TEXT SHOWN ::
Many other findings also would be apparent on CT scans without contrast. Serial MRI scans could be done to evaluate “evolution of changes over time without concern for ionizing radiation doses (increased lifetime risk of cancer and cataracts),” Dr. Marin Darsie noted.
“The lower barrier for entry (for example, cost and space) of a low-field strength MRI scanner would allow it to be utilized in locations and situations where traditional MRI scanners may not be readily available such as rural settings or places where MRI staffing is not available during the night,” Dr. James Darsie added.
Another factor at play is the extreme challenge of having neurocritical care patients lie flat due to elevations in intracranial pressure from increased venous blood flow into the skull when the head of the patient's bed is flattened. Even with a perfectly efficient setup and scan, these patients often can be positioned flat for less than five minutes and sometimes less than two to three minutes. Many of them will need aggressive treatment before or during the scan to treat occurrences of increased intracranial pressure (ICP).

(Entries taken from a collection)
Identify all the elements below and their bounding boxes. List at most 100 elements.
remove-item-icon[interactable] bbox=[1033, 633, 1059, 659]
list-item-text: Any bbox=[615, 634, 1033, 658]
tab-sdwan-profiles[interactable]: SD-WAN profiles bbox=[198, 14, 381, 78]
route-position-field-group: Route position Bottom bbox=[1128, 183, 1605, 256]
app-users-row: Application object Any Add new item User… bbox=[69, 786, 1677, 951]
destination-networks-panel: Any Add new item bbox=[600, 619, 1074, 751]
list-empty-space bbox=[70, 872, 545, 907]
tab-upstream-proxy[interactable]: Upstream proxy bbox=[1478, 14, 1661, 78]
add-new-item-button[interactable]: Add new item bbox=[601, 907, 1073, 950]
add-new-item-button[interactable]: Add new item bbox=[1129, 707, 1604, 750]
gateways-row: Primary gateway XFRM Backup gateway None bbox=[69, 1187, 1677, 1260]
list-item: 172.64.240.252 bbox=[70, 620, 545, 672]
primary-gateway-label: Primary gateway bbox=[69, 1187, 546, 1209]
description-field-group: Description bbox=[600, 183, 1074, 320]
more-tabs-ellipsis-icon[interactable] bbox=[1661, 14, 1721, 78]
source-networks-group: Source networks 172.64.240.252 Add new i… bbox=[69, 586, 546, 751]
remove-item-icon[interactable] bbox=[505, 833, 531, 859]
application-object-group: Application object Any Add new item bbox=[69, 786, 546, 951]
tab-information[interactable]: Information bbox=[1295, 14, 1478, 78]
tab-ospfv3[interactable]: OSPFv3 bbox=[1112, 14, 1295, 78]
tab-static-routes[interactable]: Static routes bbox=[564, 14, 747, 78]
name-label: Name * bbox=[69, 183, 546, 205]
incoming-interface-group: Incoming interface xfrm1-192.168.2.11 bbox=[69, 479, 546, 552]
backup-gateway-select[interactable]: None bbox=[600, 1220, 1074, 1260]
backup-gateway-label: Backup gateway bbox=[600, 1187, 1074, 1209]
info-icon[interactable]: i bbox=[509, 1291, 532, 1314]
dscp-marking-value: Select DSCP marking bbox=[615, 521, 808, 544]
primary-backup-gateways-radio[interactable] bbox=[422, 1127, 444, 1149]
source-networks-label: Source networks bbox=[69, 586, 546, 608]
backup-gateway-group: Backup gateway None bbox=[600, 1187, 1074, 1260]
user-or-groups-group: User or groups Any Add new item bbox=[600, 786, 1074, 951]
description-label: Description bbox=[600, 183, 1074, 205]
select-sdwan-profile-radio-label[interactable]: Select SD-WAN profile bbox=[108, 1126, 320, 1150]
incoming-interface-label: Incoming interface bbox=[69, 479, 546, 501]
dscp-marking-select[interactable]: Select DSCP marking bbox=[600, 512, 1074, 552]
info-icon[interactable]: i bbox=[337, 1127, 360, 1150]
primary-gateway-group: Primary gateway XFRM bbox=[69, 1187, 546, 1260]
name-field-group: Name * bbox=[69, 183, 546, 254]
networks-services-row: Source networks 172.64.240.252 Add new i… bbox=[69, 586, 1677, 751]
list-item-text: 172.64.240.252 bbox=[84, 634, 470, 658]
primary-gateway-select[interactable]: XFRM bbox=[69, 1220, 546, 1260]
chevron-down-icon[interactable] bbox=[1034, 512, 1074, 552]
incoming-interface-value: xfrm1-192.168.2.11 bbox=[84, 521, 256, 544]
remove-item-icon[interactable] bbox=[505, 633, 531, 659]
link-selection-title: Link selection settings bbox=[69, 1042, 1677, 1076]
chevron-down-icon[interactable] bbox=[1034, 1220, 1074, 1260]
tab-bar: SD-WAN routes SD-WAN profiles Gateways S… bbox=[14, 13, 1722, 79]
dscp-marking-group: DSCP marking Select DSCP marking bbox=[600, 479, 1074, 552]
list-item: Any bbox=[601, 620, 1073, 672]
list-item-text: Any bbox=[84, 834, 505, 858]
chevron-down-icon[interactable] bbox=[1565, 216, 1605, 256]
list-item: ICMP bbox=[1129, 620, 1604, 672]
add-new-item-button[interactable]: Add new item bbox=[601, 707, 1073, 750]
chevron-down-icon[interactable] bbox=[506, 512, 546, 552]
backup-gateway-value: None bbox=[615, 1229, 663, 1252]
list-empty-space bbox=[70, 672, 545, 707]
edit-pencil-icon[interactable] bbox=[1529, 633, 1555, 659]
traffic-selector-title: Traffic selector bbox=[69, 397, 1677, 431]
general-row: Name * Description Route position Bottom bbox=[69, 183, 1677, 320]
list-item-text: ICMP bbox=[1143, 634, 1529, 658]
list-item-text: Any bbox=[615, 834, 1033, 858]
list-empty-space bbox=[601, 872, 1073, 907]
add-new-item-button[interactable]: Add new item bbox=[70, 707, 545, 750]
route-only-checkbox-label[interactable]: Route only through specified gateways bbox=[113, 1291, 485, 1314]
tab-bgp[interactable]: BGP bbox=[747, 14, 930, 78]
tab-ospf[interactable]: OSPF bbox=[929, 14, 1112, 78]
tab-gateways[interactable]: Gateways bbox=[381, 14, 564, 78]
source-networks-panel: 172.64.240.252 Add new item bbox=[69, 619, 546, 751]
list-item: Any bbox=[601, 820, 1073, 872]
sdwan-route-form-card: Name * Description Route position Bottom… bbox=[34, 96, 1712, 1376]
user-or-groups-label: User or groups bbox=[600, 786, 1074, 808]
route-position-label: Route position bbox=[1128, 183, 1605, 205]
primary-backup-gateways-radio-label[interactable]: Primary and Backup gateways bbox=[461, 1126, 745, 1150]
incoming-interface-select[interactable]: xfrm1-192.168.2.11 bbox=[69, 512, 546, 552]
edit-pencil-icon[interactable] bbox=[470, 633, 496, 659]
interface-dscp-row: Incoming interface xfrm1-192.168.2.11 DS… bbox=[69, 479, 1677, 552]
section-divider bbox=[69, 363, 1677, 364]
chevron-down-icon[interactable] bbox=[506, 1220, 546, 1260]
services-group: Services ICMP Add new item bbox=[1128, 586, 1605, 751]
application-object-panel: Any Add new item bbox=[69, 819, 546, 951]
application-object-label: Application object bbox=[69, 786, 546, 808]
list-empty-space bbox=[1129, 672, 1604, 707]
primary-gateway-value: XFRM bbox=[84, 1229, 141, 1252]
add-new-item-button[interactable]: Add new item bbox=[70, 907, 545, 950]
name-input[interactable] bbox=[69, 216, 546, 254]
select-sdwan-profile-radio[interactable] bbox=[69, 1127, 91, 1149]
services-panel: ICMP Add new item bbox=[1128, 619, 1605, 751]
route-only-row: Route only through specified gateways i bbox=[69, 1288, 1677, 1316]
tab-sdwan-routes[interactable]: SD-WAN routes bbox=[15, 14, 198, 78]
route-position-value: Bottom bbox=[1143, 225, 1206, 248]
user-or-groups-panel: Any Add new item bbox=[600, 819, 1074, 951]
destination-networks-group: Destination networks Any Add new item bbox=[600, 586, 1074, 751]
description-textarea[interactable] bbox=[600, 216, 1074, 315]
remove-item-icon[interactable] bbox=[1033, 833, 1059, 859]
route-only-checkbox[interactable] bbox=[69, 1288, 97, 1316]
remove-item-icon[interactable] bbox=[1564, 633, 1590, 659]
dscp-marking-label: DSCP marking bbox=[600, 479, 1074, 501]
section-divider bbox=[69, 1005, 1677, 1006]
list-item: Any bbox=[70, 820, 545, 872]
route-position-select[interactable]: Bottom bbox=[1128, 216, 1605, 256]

WHAT TO DO ::
#1 Put this sentence from the MRI text into Spanish: "Even with a perfectly efficient setup and scan, these patients often can be positioned flat for less than five minutes and sometimes less than two to three minutes."
#2 Retype the part of the MRI text between "Many other findings" and "James Darsie added.", inclusive.

SOLUTIONS TO THE PROBLEMS ::
#1 Incluso con una configuración y un escaneo perfectamente eficientes, a menudo estos pacientes pueden permanecer acostados en posición horizontal menos de cinco minutos y, a veces, menos de dos a tres minutos.

#2
Many other findings also would be apparent on CT scans without contrast. Serial MRI scans could be done to evaluate “evolution of changes over time without concern for ionizing radiation doses (increased lifetime risk of cancer and cataracts),” Dr. Marin Darsie noted.
“The lower barrier for entry (for example, cost and space) of a low-field strength MRI scanner would allow it to be utilized in locations and situations where traditional MRI scanners may not be readily available such as rural settings or places where MRI staffing is not available during the night,” Dr. James Darsie added.